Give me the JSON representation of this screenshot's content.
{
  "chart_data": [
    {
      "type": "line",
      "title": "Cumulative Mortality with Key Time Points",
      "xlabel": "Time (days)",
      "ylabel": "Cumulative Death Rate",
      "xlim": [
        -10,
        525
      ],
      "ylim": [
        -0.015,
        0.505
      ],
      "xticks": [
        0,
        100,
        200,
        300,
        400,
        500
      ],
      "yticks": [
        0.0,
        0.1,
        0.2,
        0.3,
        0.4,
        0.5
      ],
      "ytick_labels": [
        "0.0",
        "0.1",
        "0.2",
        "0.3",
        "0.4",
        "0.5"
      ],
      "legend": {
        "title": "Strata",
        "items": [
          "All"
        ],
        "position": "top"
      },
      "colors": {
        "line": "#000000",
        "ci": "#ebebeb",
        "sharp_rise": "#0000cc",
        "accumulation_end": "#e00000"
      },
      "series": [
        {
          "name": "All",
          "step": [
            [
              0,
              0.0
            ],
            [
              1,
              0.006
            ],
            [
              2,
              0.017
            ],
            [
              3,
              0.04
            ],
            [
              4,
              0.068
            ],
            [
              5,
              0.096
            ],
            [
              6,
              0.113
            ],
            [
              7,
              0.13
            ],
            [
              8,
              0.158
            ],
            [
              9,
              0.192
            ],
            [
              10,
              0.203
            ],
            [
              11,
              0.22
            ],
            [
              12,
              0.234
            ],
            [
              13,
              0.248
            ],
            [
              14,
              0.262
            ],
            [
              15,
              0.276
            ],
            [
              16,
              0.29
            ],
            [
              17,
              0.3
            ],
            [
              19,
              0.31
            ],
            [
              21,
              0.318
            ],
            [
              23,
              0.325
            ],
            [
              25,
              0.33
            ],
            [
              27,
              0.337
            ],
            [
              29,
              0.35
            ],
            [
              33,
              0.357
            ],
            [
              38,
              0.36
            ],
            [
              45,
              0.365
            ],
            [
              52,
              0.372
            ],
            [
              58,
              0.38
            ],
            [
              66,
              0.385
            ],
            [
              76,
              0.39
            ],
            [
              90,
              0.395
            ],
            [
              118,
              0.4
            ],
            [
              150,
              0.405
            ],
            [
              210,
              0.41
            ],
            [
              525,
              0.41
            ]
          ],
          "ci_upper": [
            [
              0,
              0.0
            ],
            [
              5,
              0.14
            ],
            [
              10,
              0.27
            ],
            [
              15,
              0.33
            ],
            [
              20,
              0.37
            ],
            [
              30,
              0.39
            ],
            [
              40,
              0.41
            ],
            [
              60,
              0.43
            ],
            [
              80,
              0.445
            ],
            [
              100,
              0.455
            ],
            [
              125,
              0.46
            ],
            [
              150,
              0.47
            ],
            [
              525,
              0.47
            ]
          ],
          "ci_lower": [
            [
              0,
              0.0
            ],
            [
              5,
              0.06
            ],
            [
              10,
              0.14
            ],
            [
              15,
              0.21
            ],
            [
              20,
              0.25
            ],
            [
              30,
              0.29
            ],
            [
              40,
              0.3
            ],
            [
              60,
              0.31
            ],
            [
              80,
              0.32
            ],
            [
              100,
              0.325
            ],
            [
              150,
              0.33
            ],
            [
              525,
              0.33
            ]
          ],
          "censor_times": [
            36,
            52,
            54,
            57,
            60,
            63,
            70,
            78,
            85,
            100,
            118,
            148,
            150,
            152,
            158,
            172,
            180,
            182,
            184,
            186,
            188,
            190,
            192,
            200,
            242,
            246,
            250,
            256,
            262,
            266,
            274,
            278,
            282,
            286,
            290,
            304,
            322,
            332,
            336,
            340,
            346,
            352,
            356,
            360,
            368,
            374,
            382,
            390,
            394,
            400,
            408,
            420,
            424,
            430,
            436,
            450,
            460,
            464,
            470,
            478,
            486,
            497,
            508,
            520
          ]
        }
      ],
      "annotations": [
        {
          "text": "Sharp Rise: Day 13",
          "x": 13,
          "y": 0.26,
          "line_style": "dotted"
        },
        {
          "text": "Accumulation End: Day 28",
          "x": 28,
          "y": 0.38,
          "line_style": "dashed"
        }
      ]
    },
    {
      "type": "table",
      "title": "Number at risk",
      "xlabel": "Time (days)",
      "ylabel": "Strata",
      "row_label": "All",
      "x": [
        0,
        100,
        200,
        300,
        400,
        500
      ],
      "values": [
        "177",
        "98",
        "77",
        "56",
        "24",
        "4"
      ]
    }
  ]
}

◇ ◇ ◇ ◇ ◇

**GIVEN PROBLEM:**
Type out all of the material again, word for word.

**SOLUTION:**
Give me the JSON representation of this screenshot's content.
{
  "chart_data": [
    {
      "type": "line",
      "title": "Cumulative Mortality with Key Time Points",
      "xlabel": "Time (days)",
      "ylabel": "Cumulative Death Rate",
      "xlim": [
        -10,
        525
      ],
      "ylim": [
        -0.015,
        0.505
      ],
      "xticks": [
        0,
        100,
        200,
        300,
        400,
        500
      ],
      "yticks": [
        0.0,
        0.1,
        0.2,
        0.3,
        0.4,
        0.5
      ],
      "ytick_labels": [
        "0.0",
        "0.1",
        "0.2",
        "0.3",
        "0.4",
        "0.5"
      ],
      "legend": {
        "title": "Strata",
        "items": [
          "All"
        ],
        "position": "top"
      },
      "colors": {
        "line": "#000000",
        "ci": "#ebebeb",
        "sharp_rise": "#0000cc",
        "accumulation_end": "#e00000"
      },
      "series": [
        {
          "name": "All",
          "step": [
            [
              0,
              0.0
            ],
            [
              1,
              0.006
            ],
            [
              2,
              0.017
            ],
            [
              3,
              0.04
            ],
            [
              4,
              0.068
            ],
            [
              5,
              0.096
            ],
            [
              6,
              0.113
            ],
            [
              7,
              0.13
            ],
            [
              8,
              0.158
            ],
            [
              9,
              0.192
            ],
            [
              10,
              0.203
            ],
            [
              11,
              0.22
            ],
            [
              12,
              0.234
            ],
            [
              13,
              0.248
            ],
            [
              14,
              0.262
            ],
            [
              15,
              0.276
            ],
            [
              16,
              0.29
            ],
            [
              17,
              0.3
            ],
            [
              19,
              0.31
            ],
            [
              21,
              0.318
            ],
            [
              23,
              0.325
            ],
            [
              25,
              0.33
            ],
            [
              27,
              0.337
            ],
            [
              29,
              0.35
            ],
            [
              33,
              0.357
            ],
            [
              38,
              0.36
            ],
            [
              45,
              0.365
            ],
            [
              52,
              0.372
            ],
            [
              58,
              0.38
            ],
            [
              66,
              0.385
            ],
            [
              76,
              0.39
            ],
            [
              90,
              0.395
            ],
            [
              118,
              0.4
            ],
            [
              150,
              0.405
            ],
            [
              210,
              0.41
            ],
            [
              525,
              0.41
            ]
          ],
          "ci_upper": [
            [
              0,
              0.0
            ],
            [
              5,
              0.14
            ],
            [
              10,
              0.27
            ],
            [
              15,
              0.33
            ],
            [
              20,
              0.37
            ],
            [
              30,
              0.39
            ],
            [
              40,
              0.41
            ],
            [
              60,
              0.43
            ],
            [
              80,
              0.445
            ],
            [
              100,
              0.455
            ],
            [
              125,
              0.46
            ],
            [
              150,
              0.47
            ],
            [
              525,
              0.47
            ]
          ],
          "ci_lower": [
            [
              0,
              0.0
            ],
            [
              5,
              0.06
            ],
            [
              10,
              0.14
            ],
            [
              15,
              0.21
            ],
            [
              20,
              0.25
            ],
            [
              30,
              0.29
            ],
            [
              40,
              0.3
            ],
            [
              60,
              0.31
            ],
            [
              80,
              0.32
            ],
            [
              100,
              0.325
            ],
            [
              150,
              0.33
            ],
            [
              525,
              0.33
            ]
          ],
          "censor_times": [
            36,
            52,
            54,
            57,
            60,
            63,
            70,
            78,
            85,
            100,
            118,
            148,
            150,
            152,
            158,
            172,
            180,
            182,
            184,
            186,
            188,
            190,
            192,
            200,
            242,
            246,
            250,
            256,
            262,
            266,
            274,
            278,
            282,
            286,
            290,
            304,
            322,
            332,
            336,
            340,
            346,
            352,
            356,
            360,
            368,
            374,
            382,
            390,
            394,
            400,
            408,
            420,
            424,
            430,
            436,
            450,
            460,
            464,
            470,
            478,
            486,
            497,
            508,
            520
          ]
        }
      ],
      "annotations": [
        {
          "text": "Sharp Rise: Day 13",
          "x": 13,
          "y": 0.26,
          "line_style": "dotted"
        },
        {
          "text": "Accumulation End: Day 28",
          "x": 28,
          "y": 0.38,
          "line_style": "dashed"
        }
      ]
    },
    {
      "type": "table",
      "title": "Number at risk",
      "xlabel": "Time (days)",
      "ylabel": "Strata",
      "row_label": "All",
      "x": [
        0,
        100,
        200,
        300,
        400,
        500
      ],
      "values": [
        "177",
        "98",
        "77",
        "56",
        "24",
        "4"
      ]
    }
  ]
}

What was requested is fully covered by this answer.